### EXERCISE OBJECTIVE
Copy out every line exactly, passing over the pictures.
- - - -
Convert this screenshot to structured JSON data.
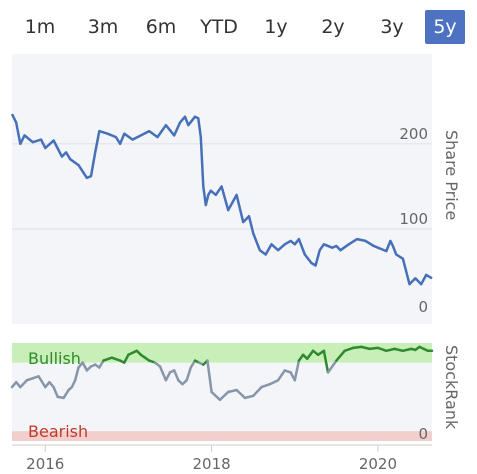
{
  "range_tabs": [
    {
      "label": "1m",
      "active": false
    },
    {
      "label": "3m",
      "active": false
    },
    {
      "label": "6m",
      "active": false
    },
    {
      "label": "YTD",
      "active": false
    },
    {
      "label": "1y",
      "active": false
    },
    {
      "label": "2y",
      "active": false
    },
    {
      "label": "3y",
      "active": false
    },
    {
      "label": "5y",
      "active": true
    }
  ],
  "colors": {
    "price_line": "#4670b8",
    "bullish_band": "#c8efb7",
    "bearish_band": "#f1cfcd",
    "bullish_line": "#2f8a2f",
    "neutral_line": "#8796a8",
    "active_tab": "#4d72c2"
  },
  "chart_data": [
    {
      "type": "line",
      "ylabel": "Share Price",
      "ylim": [
        0,
        260
      ],
      "y_ticks": [
        "200",
        "100",
        "0"
      ],
      "y_tick_values": [
        200,
        100,
        0
      ],
      "x_ticks": [
        "2016",
        "2018",
        "2020"
      ],
      "x_tick_values": [
        2016,
        2018,
        2020
      ],
      "xlim": [
        2015.6,
        2020.65
      ],
      "grid": true,
      "series": [
        {
          "x": [
            2015.6,
            2015.65,
            2015.7,
            2015.75,
            2015.85,
            2015.95,
            2016.0,
            2016.1,
            2016.2,
            2016.25,
            2016.3,
            2016.4,
            2016.5,
            2016.55,
            2016.6,
            2016.65,
            2016.75,
            2016.85,
            2016.9,
            2016.95,
            2017.05,
            2017.15,
            2017.25,
            2017.35,
            2017.45,
            2017.55,
            2017.62,
            2017.68,
            2017.72,
            2017.8,
            2017.84,
            2017.87,
            2017.9,
            2017.93,
            2017.96,
            2017.99,
            2018.05,
            2018.12,
            2018.2,
            2018.3,
            2018.38,
            2018.45,
            2018.5,
            2018.58,
            2018.65,
            2018.72,
            2018.8,
            2018.88,
            2018.95,
            2019.0,
            2019.05,
            2019.12,
            2019.2,
            2019.25,
            2019.3,
            2019.35,
            2019.45,
            2019.5,
            2019.55,
            2019.65,
            2019.75,
            2019.85,
            2019.95,
            2020.0,
            2020.05,
            2020.1,
            2020.15,
            2020.18,
            2020.22,
            2020.3,
            2020.38,
            2020.45,
            2020.52,
            2020.58,
            2020.65
          ],
          "y": [
            235,
            225,
            200,
            210,
            202,
            205,
            195,
            204,
            185,
            190,
            182,
            175,
            160,
            162,
            190,
            215,
            212,
            208,
            200,
            212,
            205,
            210,
            215,
            208,
            222,
            210,
            225,
            232,
            222,
            232,
            230,
            208,
            150,
            128,
            140,
            145,
            140,
            150,
            122,
            140,
            108,
            115,
            95,
            75,
            70,
            82,
            75,
            82,
            86,
            82,
            88,
            70,
            60,
            57,
            75,
            82,
            78,
            80,
            75,
            82,
            88,
            86,
            80,
            78,
            76,
            74,
            86,
            80,
            70,
            65,
            35,
            42,
            35,
            46,
            42
          ],
          "color": "#4670b8"
        }
      ]
    },
    {
      "type": "line",
      "ylabel": "StockRank",
      "bands": [
        {
          "label": "Bullish",
          "from": 80,
          "to": 100,
          "color": "#c8efb7"
        },
        {
          "label": "Bearish",
          "from": 0,
          "to": 10,
          "color": "#f1cfcd"
        }
      ],
      "ylim": [
        0,
        100
      ],
      "y_ticks": [
        "0"
      ],
      "y_tick_values": [
        0
      ],
      "xlim": [
        2015.6,
        2020.65
      ],
      "series": [
        {
          "x": [
            2015.6,
            2015.65,
            2015.7,
            2015.78,
            2015.85,
            2015.92,
            2016.0,
            2016.05,
            2016.1,
            2016.15,
            2016.22,
            2016.28,
            2016.32,
            2016.36,
            2016.4,
            2016.45,
            2016.5,
            2016.55,
            2016.6,
            2016.65,
            2016.7,
            2016.8,
            2016.9,
            2016.95,
            2017.0,
            2017.05,
            2017.1,
            2017.15,
            2017.2,
            2017.25,
            2017.32,
            2017.38,
            2017.45,
            2017.5,
            2017.55,
            2017.6,
            2017.65,
            2017.7,
            2017.75,
            2017.8,
            2017.85,
            2017.9,
            2017.95,
            2018.0,
            2018.1,
            2018.2,
            2018.3,
            2018.4,
            2018.5,
            2018.6,
            2018.7,
            2018.8,
            2018.88,
            2018.95,
            2019.0,
            2019.05,
            2019.1,
            2019.15,
            2019.22,
            2019.28,
            2019.35,
            2019.4,
            2019.5,
            2019.6,
            2019.7,
            2019.8,
            2019.9,
            2020.0,
            2020.1,
            2020.2,
            2020.3,
            2020.4,
            2020.45,
            2020.5,
            2020.55,
            2020.6,
            2020.65
          ],
          "y": [
            55,
            60,
            55,
            62,
            64,
            66,
            55,
            60,
            55,
            45,
            44,
            52,
            55,
            62,
            75,
            80,
            72,
            76,
            78,
            75,
            82,
            85,
            82,
            80,
            88,
            90,
            92,
            88,
            85,
            82,
            80,
            76,
            62,
            70,
            72,
            62,
            58,
            62,
            75,
            82,
            80,
            78,
            82,
            50,
            42,
            50,
            52,
            44,
            46,
            55,
            58,
            62,
            72,
            70,
            62,
            82,
            88,
            84,
            92,
            88,
            92,
            70,
            82,
            92,
            95,
            96,
            94,
            95,
            92,
            94,
            92,
            94,
            93,
            96,
            94,
            92,
            92
          ],
          "color_bullish": "#2f8a2f",
          "color_neutral": "#8796a8",
          "bullish_threshold": 80
        }
      ]
    }
  ]
}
- - - -
### RESULT OF THE EXERCISE
Convert this screenshot to structured JSON data.
{
  "range_tabs": [
    {
      "label": "1m",
      "active": false
    },
    {
      "label": "3m",
      "active": false
    },
    {
      "label": "6m",
      "active": false
    },
    {
      "label": "YTD",
      "active": false
    },
    {
      "label": "1y",
      "active": false
    },
    {
      "label": "2y",
      "active": false
    },
    {
      "label": "3y",
      "active": false
    },
    {
      "label": "5y",
      "active": true
    }
  ],
  "colors": {
    "price_line": "#4670b8",
    "bullish_band": "#c8efb7",
    "bearish_band": "#f1cfcd",
    "bullish_line": "#2f8a2f",
    "neutral_line": "#8796a8",
    "active_tab": "#4d72c2"
  },
  "chart_data": [
    {
      "type": "line",
      "ylabel": "Share Price",
      "ylim": [
        0,
        260
      ],
      "y_ticks": [
        "200",
        "100",
        "0"
      ],
      "y_tick_values": [
        200,
        100,
        0
      ],
      "x_ticks": [
        "2016",
        "2018",
        "2020"
      ],
      "x_tick_values": [
        2016,
        2018,
        2020
      ],
      "xlim": [
        2015.6,
        2020.65
      ],
      "grid": true,
      "series": [
        {
          "x": [
            2015.6,
            2015.65,
            2015.7,
            2015.75,
            2015.85,
            2015.95,
            2016.0,
            2016.1,
            2016.2,
            2016.25,
            2016.3,
            2016.4,
            2016.5,
            2016.55,
            2016.6,
            2016.65,
            2016.75,
            2016.85,
            2016.9,
            2016.95,
            2017.05,
            2017.15,
            2017.25,
            2017.35,
            2017.45,
            2017.55,
            2017.62,
            2017.68,
            2017.72,
            2017.8,
            2017.84,
            2017.87,
            2017.9,
            2017.93,
            2017.96,
            2017.99,
            2018.05,
            2018.12,
            2018.2,
            2018.3,
            2018.38,
            2018.45,
            2018.5,
            2018.58,
            2018.65,
            2018.72,
            2018.8,
            2018.88,
            2018.95,
            2019.0,
            2019.05,
            2019.12,
            2019.2,
            2019.25,
            2019.3,
            2019.35,
            2019.45,
            2019.5,
            2019.55,
            2019.65,
            2019.75,
            2019.85,
            2019.95,
            2020.0,
            2020.05,
            2020.1,
            2020.15,
            2020.18,
            2020.22,
            2020.3,
            2020.38,
            2020.45,
            2020.52,
            2020.58,
            2020.65
          ],
          "y": [
            235,
            225,
            200,
            210,
            202,
            205,
            195,
            204,
            185,
            190,
            182,
            175,
            160,
            162,
            190,
            215,
            212,
            208,
            200,
            212,
            205,
            210,
            215,
            208,
            222,
            210,
            225,
            232,
            222,
            232,
            230,
            208,
            150,
            128,
            140,
            145,
            140,
            150,
            122,
            140,
            108,
            115,
            95,
            75,
            70,
            82,
            75,
            82,
            86,
            82,
            88,
            70,
            60,
            57,
            75,
            82,
            78,
            80,
            75,
            82,
            88,
            86,
            80,
            78,
            76,
            74,
            86,
            80,
            70,
            65,
            35,
            42,
            35,
            46,
            42
          ],
          "color": "#4670b8"
        }
      ]
    },
    {
      "type": "line",
      "ylabel": "StockRank",
      "bands": [
        {
          "label": "Bullish",
          "from": 80,
          "to": 100,
          "color": "#c8efb7"
        },
        {
          "label": "Bearish",
          "from": 0,
          "to": 10,
          "color": "#f1cfcd"
        }
      ],
      "ylim": [
        0,
        100
      ],
      "y_ticks": [
        "0"
      ],
      "y_tick_values": [
        0
      ],
      "xlim": [
        2015.6,
        2020.65
      ],
      "series": [
        {
          "x": [
            2015.6,
            2015.65,
            2015.7,
            2015.78,
            2015.85,
            2015.92,
            2016.0,
            2016.05,
            2016.1,
            2016.15,
            2016.22,
            2016.28,
            2016.32,
            2016.36,
            2016.4,
            2016.45,
            2016.5,
            2016.55,
            2016.6,
            2016.65,
            2016.7,
            2016.8,
            2016.9,
            2016.95,
            2017.0,
            2017.05,
            2017.1,
            2017.15,
            2017.2,
            2017.25,
            2017.32,
            2017.38,
            2017.45,
            2017.5,
            2017.55,
            2017.6,
            2017.65,
            2017.7,
            2017.75,
            2017.8,
            2017.85,
            2017.9,
            2017.95,
            2018.0,
            2018.1,
            2018.2,
            2018.3,
            2018.4,
            2018.5,
            2018.6,
            2018.7,
            2018.8,
            2018.88,
            2018.95,
            2019.0,
            2019.05,
            2019.1,
            2019.15,
            2019.22,
            2019.28,
            2019.35,
            2019.4,
            2019.5,
            2019.6,
            2019.7,
            2019.8,
            2019.9,
            2020.0,
            2020.1,
            2020.2,
            2020.3,
            2020.4,
            2020.45,
            2020.5,
            2020.55,
            2020.6,
            2020.65
          ],
          "y": [
            55,
            60,
            55,
            62,
            64,
            66,
            55,
            60,
            55,
            45,
            44,
            52,
            55,
            62,
            75,
            80,
            72,
            76,
            78,
            75,
            82,
            85,
            82,
            80,
            88,
            90,
            92,
            88,
            85,
            82,
            80,
            76,
            62,
            70,
            72,
            62,
            58,
            62,
            75,
            82,
            80,
            78,
            82,
            50,
            42,
            50,
            52,
            44,
            46,
            55,
            58,
            62,
            72,
            70,
            62,
            82,
            88,
            84,
            92,
            88,
            92,
            70,
            82,
            92,
            95,
            96,
            94,
            95,
            92,
            94,
            92,
            94,
            93,
            96,
            94,
            92,
            92
          ],
          "color_bullish": "#2f8a2f",
          "color_neutral": "#8796a8",
          "bullish_threshold": 80
        }
      ]
    }
  ]
}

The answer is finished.